• **Task goal**
Type out the complete listing below word for word, without its pictures.
====================
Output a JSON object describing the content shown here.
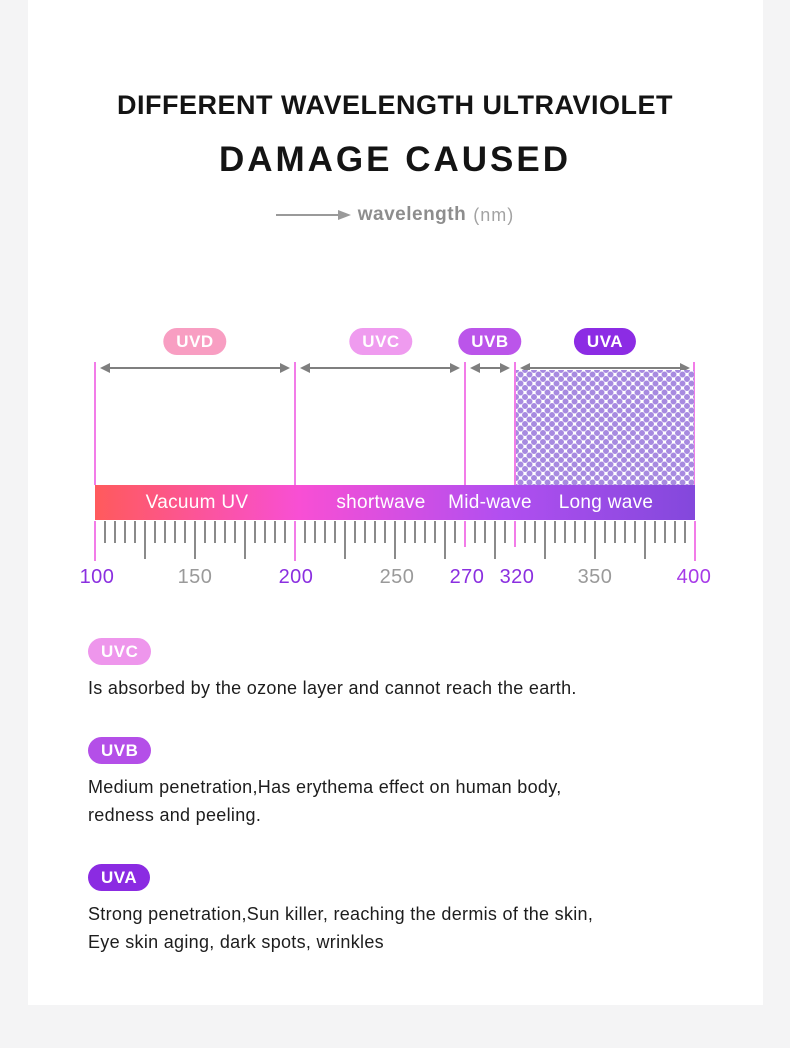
{
  "header": {
    "title_line1": "DIFFERENT WAVELENGTH ULTRAVIOLET",
    "title_line2": "DAMAGE CAUSED",
    "axis": {
      "icon": "right-arrow",
      "label": "wavelength",
      "unit": "(nm)"
    }
  },
  "colors": {
    "page_bg": "#f4f4f5",
    "card_bg": "#ffffff",
    "accent_magenta": "#f27ce8",
    "arrow_gray": "#7f7f7f",
    "tick_gray": "#8a8a8a",
    "text_dark": "#1d1d1d",
    "text_gray": "#9a9a9a"
  },
  "diagram": {
    "bands": [
      {
        "label": "UVD",
        "range_nm": [
          100,
          200
        ],
        "pill_color": "#f89ec2",
        "bar_label": "Vacuum UV"
      },
      {
        "label": "UVC",
        "range_nm": [
          200,
          270
        ],
        "pill_color": "#ef9bef",
        "bar_label": "shortwave"
      },
      {
        "label": "UVB",
        "range_nm": [
          270,
          320
        ],
        "pill_color": "#bb55ea",
        "bar_label": "Mid-wave"
      },
      {
        "label": "UVA",
        "range_nm": [
          320,
          400
        ],
        "pill_color": "#8c2ce4",
        "bar_label": "Long wave",
        "hatched": true
      }
    ],
    "bar_gradient": [
      "#ff5a5c",
      "#f84fd4",
      "#b14ff0",
      "#8348dc"
    ],
    "hatch_dot_color": "#a78ae0",
    "scale": {
      "accent_tick_color": "#f27ce8",
      "tick_labels": [
        {
          "text": "100",
          "color": "#8b2fe0"
        },
        {
          "text": "150",
          "color": "#9a9a9a"
        },
        {
          "text": "200",
          "color": "#8b2fe0"
        },
        {
          "text": "250",
          "color": "#9a9a9a"
        },
        {
          "text": "270",
          "color": "#8b2fe0"
        },
        {
          "text": "320",
          "color": "#8b2fe0"
        },
        {
          "text": "350",
          "color": "#9a9a9a"
        },
        {
          "text": "400",
          "color": "#a73ae8"
        }
      ]
    }
  },
  "sections": [
    {
      "pill": "UVC",
      "pill_color": "#ee96ec",
      "lines": [
        "Is absorbed by the ozone layer and cannot reach the earth."
      ]
    },
    {
      "pill": "UVB",
      "pill_color": "#b44fe8",
      "lines": [
        "Medium penetration,Has erythema effect on human body,",
        "redness and peeling."
      ]
    },
    {
      "pill": "UVA",
      "pill_color": "#8b2be2",
      "lines": [
        "Strong penetration,Sun killer, reaching the dermis of the skin,",
        "Eye skin aging, dark spots, wrinkles"
      ]
    }
  ]
}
====================
• **Answer to the exercise**
Output a JSON object describing the content shown here.
{
  "header": {
    "title_line1": "DIFFERENT WAVELENGTH ULTRAVIOLET",
    "title_line2": "DAMAGE CAUSED",
    "axis": {
      "icon": "right-arrow",
      "label": "wavelength",
      "unit": "(nm)"
    }
  },
  "colors": {
    "page_bg": "#f4f4f5",
    "card_bg": "#ffffff",
    "accent_magenta": "#f27ce8",
    "arrow_gray": "#7f7f7f",
    "tick_gray": "#8a8a8a",
    "text_dark": "#1d1d1d",
    "text_gray": "#9a9a9a"
  },
  "diagram": {
    "bands": [
      {
        "label": "UVD",
        "range_nm": [
          100,
          200
        ],
        "pill_color": "#f89ec2",
        "bar_label": "Vacuum UV"
      },
      {
        "label": "UVC",
        "range_nm": [
          200,
          270
        ],
        "pill_color": "#ef9bef",
        "bar_label": "shortwave"
      },
      {
        "label": "UVB",
        "range_nm": [
          270,
          320
        ],
        "pill_color": "#bb55ea",
        "bar_label": "Mid-wave"
      },
      {
        "label": "UVA",
        "range_nm": [
          320,
          400
        ],
        "pill_color": "#8c2ce4",
        "bar_label": "Long wave",
        "hatched": true
      }
    ],
    "bar_gradient": [
      "#ff5a5c",
      "#f84fd4",
      "#b14ff0",
      "#8348dc"
    ],
    "hatch_dot_color": "#a78ae0",
    "scale": {
      "accent_tick_color": "#f27ce8",
      "tick_labels": [
        {
          "text": "100",
          "color": "#8b2fe0"
        },
        {
          "text": "150",
          "color": "#9a9a9a"
        },
        {
          "text": "200",
          "color": "#8b2fe0"
        },
        {
          "text": "250",
          "color": "#9a9a9a"
        },
        {
          "text": "270",
          "color": "#8b2fe0"
        },
        {
          "text": "320",
          "color": "#8b2fe0"
        },
        {
          "text": "350",
          "color": "#9a9a9a"
        },
        {
          "text": "400",
          "color": "#a73ae8"
        }
      ]
    }
  },
  "sections": [
    {
      "pill": "UVC",
      "pill_color": "#ee96ec",
      "lines": [
        "Is absorbed by the ozone layer and cannot reach the earth."
      ]
    },
    {
      "pill": "UVB",
      "pill_color": "#b44fe8",
      "lines": [
        "Medium penetration,Has erythema effect on human body,",
        "redness and peeling."
      ]
    },
    {
      "pill": "UVA",
      "pill_color": "#8b2be2",
      "lines": [
        "Strong penetration,Sun killer, reaching the dermis of the skin,",
        "Eye skin aging, dark spots, wrinkles"
      ]
    }
  ]
}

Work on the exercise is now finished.